Selected passage ::
The focal point for decisional analysis of the law pertaining to bargaining orders is the Supreme Court's discussion in NLRB v. Gissel Packing Co., 395 U.S. 575, 89 S. Ct. 1918, 23 L. Ed. 2d 547 (1969). In Gissel, the Court declared that a bargaining order may appropriately be imposed in place of a new election not only in cases involving outrageous conduct, but also in other than extraordinary cases that are "marked by less pervasive practices which nonetheless still have the tendency to undermine majority strength and impede the election processes." 395 U.S. at 614-15, 89 S. Ct. at 1940. The Board's authority to issue a bargaining order on a lesser showing of employer misconduct is appropriate when there is also a showing that at one point the union had the support of a majority of employees. In such a case, a bargaining order serves both to effectuate ascertained employee free choice and to deter employer misconduct. Indeed, the Supreme Court emphasized in Gissel that once it has been shown that the union has achieved majority status, "effectuating ascertainable employee free choice becomes as important a goal as deterring employer misbehavior." 395 U.S. at 614-615, 89 S. Ct. at 1940.
In fashioning a remedy in the exercise of its discretion, then, the Board can properly take into consideration the extensiveness of an employer's unfair practices in terms of their past effect on election conditions and the likelihood of their recurrence in the future. If the Board finds that the possibility of easing the effects of past practices and of ensuring a fair election (or a fair rerun) by the use of traditional remedies, though present, is slight and that employee sentiment once expressed through cards would, on balance, be better protected by a bargaining order, then such an order should issue. . . .

Dataset section ::

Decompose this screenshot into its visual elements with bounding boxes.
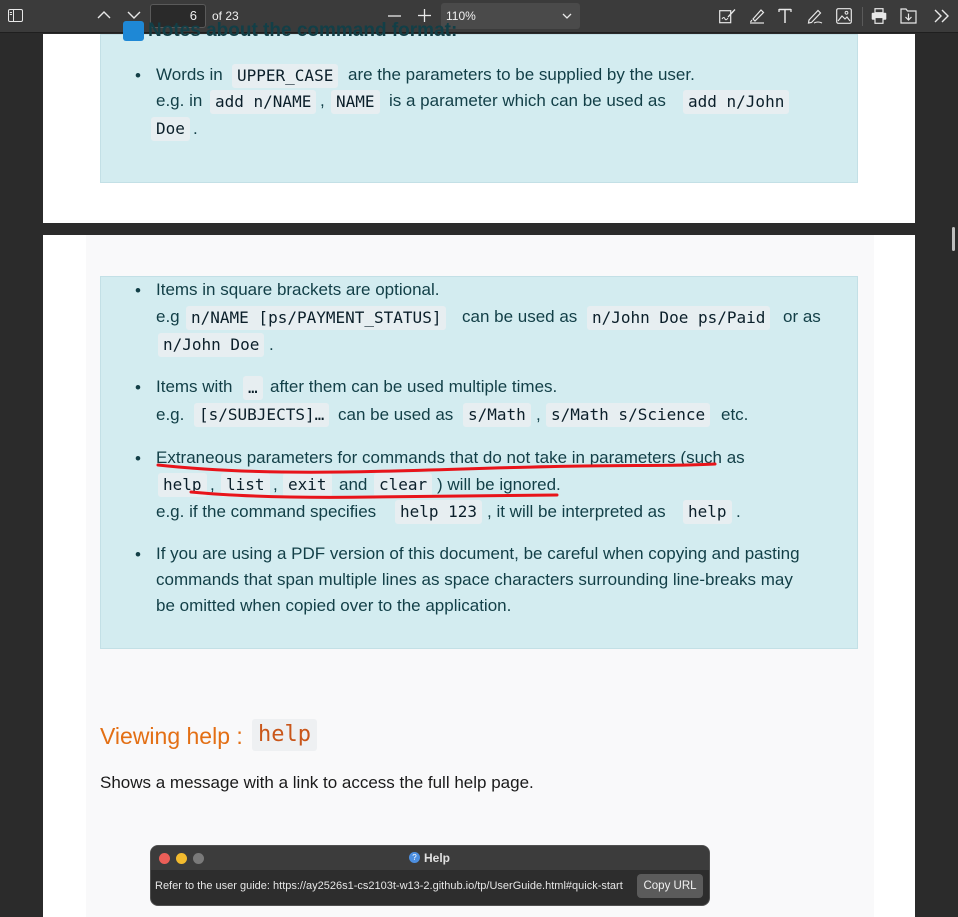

To be done ::
#1 Put this sentence from the text on bargaining orders into Spanish: "In such a case, a bargaining order serves both to effectuate ascertained employee free choice and to deter employer misconduct."
#2 According to the text on bargaining orders, which Supreme Court decision is the focal point for analyzing the law on bargaining orders?
#3 Do these statements agree with the text on bargaining orders? (a) Gissel allows a bargaining order only in cases involving outrageous conduct. (b) The Board may consider how likely an employer's unfair practices are to recur. (c) Once majority status is shown, effectuating employee free choice becomes as important as deterring employer misbehavior.
The lines are separate material, apart from the text on bargaining orders.

Answers below ::
#1 En tal caso, una orden de negociación sirve tanto para hacer efectiva la libre elección comprobada de los empleados como para disuadir la conducta indebida del empleador.

#2 NLRB v. Gissel Packing Co. (1969).

#3
(a) No: "not only in cases involving outrageous conduct, but also in other than extraordinary cases"
(b) Yes: "the likelihood of their recurrence in the future"
(c) Yes: "effectuating ascertainable employee free choice becomes as important a goal as deterring employer misbehavior"